**INSTRUCTIONS TO FOLLOW**
Return all of the data exactly, with nothing left out but the pictures.

**EXCERPTED DATA**
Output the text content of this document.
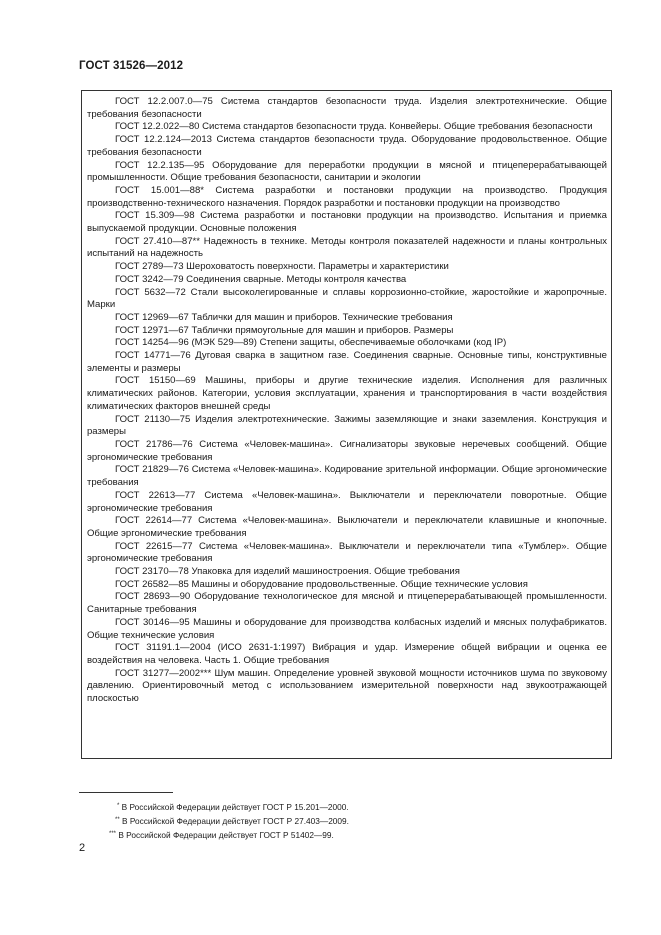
ГОСТ 31526—2012

ГОСТ 12.2.007.0—75 Система стандартов безопасности труда. Изделия электротехнические. Общие требования безопасности

ГОСТ 12.2.022—80 Система стандартов безопасности труда. Конвейеры. Общие требования безопасности

ГОСТ 12.2.124—2013 Система стандартов безопасности труда. Оборудование продовольственное. Общие требования безопасности

ГОСТ 12.2.135—95 Оборудование для переработки продукции в мясной и птицеперерабатывающей промышленности. Общие требования безопасности, санитарии и экологии

ГОСТ 15.001—88* Система разработки и постановки продукции на производство. Продукция производственно-технического назначения. Порядок разработки и постановки продукции на производство

ГОСТ 15.309—98 Система разработки и постановки продукции на производство. Испытания и приемка выпускаемой продукции. Основные положения

ГОСТ 27.410—87** Надежность в технике. Методы контроля показателей надежности и планы контрольных испытаний на надежность

ГОСТ 2789—73 Шероховатость поверхности. Параметры и характеристики

ГОСТ 3242—79 Соединения сварные. Методы контроля качества

ГОСТ 5632—72 Стали высоколегированные и сплавы коррозионно-стойкие, жаростойкие и жаропрочные. Марки

ГОСТ 12969—67 Таблички для машин и приборов. Технические требования

ГОСТ 12971—67 Таблички прямоугольные для машин и приборов. Размеры

ГОСТ 14254—96 (МЭК 529—89) Степени защиты, обеспечиваемые оболочками (код IP)

ГОСТ 14771—76 Дуговая сварка в защитном газе. Соединения сварные. Основные типы, конструктивные элементы и размеры

ГОСТ 15150—69 Машины, приборы и другие технические изделия. Исполнения для различных климатических районов. Категории, условия эксплуатации, хранения и транспортирования в части воздействия климатических факторов внешней среды

ГОСТ 21130—75 Изделия электротехнические. Зажимы заземляющие и знаки заземления. Конструкция и размеры

ГОСТ 21786—76 Система «Человек-машина». Сигнализаторы звуковые неречевых сообщений. Общие эргономические требования

ГОСТ 21829—76 Система «Человек-машина». Кодирование зрительной информации. Общие эргономические требования

ГОСТ 22613—77 Система «Человек-машина». Выключатели и переключатели поворотные. Общие эргономические требования

ГОСТ 22614—77 Система «Человек-машина». Выключатели и переключатели клавишные и кнопочные. Общие эргономические требования

ГОСТ 22615—77 Система «Человек-машина». Выключатели и переключатели типа «Тумблер». Общие эргономические требования

ГОСТ 23170—78 Упаковка для изделий машиностроения. Общие требования

ГОСТ 26582—85 Машины и оборудование продовольственные. Общие технические условия

ГОСТ 28693—90 Оборудование технологическое для мясной и птицеперерабатывающей промышленности. Санитарные требования

ГОСТ 30146—95 Машины и оборудование для производства колбасных изделий и мясных полуфабрикатов. Общие технические условия

ГОСТ 31191.1—2004 (ИСО 2631-1:1997) Вибрация и удар. Измерение общей вибрации и оценка ее воздействия на человека. Часть 1. Общие требования

ГОСТ 31277—2002*** Шум машин. Определение уровней звуковой мощности источников шума по звуковому давлению. Ориентировочный метод с использованием измерительной поверхности над звукоотражающей плоскостью

* В Российской Федерации действует ГОСТ Р 15.201—2000.

** В Российской Федерации действует ГОСТ Р 27.403—2009.

*** В Российской Федерации действует ГОСТ Р 51402—99.

2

**SOLUTION TO THIS PROBLEM**
Output the text content of this document.
ГОСТ 31526—2012

ГОСТ 12.2.007.0—75 Система стандартов безопасности труда. Изделия электротехнические. Общие требования безопасности

ГОСТ 12.2.022—80 Система стандартов безопасности труда. Конвейеры. Общие требования безопасности

ГОСТ 12.2.124—2013 Система стандартов безопасности труда. Оборудование продовольственное. Общие требования безопасности

ГОСТ 12.2.135—95 Оборудование для переработки продукции в мясной и птицеперерабатывающей промышленности. Общие требования безопасности, санитарии и экологии

ГОСТ 15.001—88* Система разработки и постановки продукции на производство. Продукция производственно-технического назначения. Порядок разработки и постановки продукции на производство

ГОСТ 15.309—98 Система разработки и постановки продукции на производство. Испытания и приемка выпускаемой продукции. Основные положения

ГОСТ 27.410—87** Надежность в технике. Методы контроля показателей надежности и планы контрольных испытаний на надежность

ГОСТ 2789—73 Шероховатость поверхности. Параметры и характеристики

ГОСТ 3242—79 Соединения сварные. Методы контроля качества

ГОСТ 5632—72 Стали высоколегированные и сплавы коррозионно-стойкие, жаростойкие и жаропрочные. Марки

ГОСТ 12969—67 Таблички для машин и приборов. Технические требования

ГОСТ 12971—67 Таблички прямоугольные для машин и приборов. Размеры

ГОСТ 14254—96 (МЭК 529—89) Степени защиты, обеспечиваемые оболочками (код IP)

ГОСТ 14771—76 Дуговая сварка в защитном газе. Соединения сварные. Основные типы, конструктивные элементы и размеры

ГОСТ 15150—69 Машины, приборы и другие технические изделия. Исполнения для различных климатических районов. Категории, условия эксплуатации, хранения и транспортирования в части воздействия климатических факторов внешней среды

ГОСТ 21130—75 Изделия электротехнические. Зажимы заземляющие и знаки заземления. Конструкция и размеры

ГОСТ 21786—76 Система «Человек-машина». Сигнализаторы звуковые неречевых сообщений. Общие эргономические требования

ГОСТ 21829—76 Система «Человек-машина». Кодирование зрительной информации. Общие эргономические требования

ГОСТ 22613—77 Система «Человек-машина». Выключатели и переключатели поворотные. Общие эргономические требования

ГОСТ 22614—77 Система «Человек-машина». Выключатели и переключатели клавишные и кнопочные. Общие эргономические требования

ГОСТ 22615—77 Система «Человек-машина». Выключатели и переключатели типа «Тумблер». Общие эргономические требования

ГОСТ 23170—78 Упаковка для изделий машиностроения. Общие требования

ГОСТ 26582—85 Машины и оборудование продовольственные. Общие технические условия

ГОСТ 28693—90 Оборудование технологическое для мясной и птицеперерабатывающей промышленности. Санитарные требования

ГОСТ 30146—95 Машины и оборудование для производства колбасных изделий и мясных полуфабрикатов. Общие технические условия

ГОСТ 31191.1—2004 (ИСО 2631-1:1997) Вибрация и удар. Измерение общей вибрации и оценка ее воздействия на человека. Часть 1. Общие требования

ГОСТ 31277—2002*** Шум машин. Определение уровней звуковой мощности источников шума по звуковому давлению. Ориентировочный метод с использованием измерительной поверхности над звукоотражающей плоскостью

* В Российской Федерации действует ГОСТ Р 15.201—2000.

** В Российской Федерации действует ГОСТ Р 27.403—2009.

*** В Российской Федерации действует ГОСТ Р 51402—99.

2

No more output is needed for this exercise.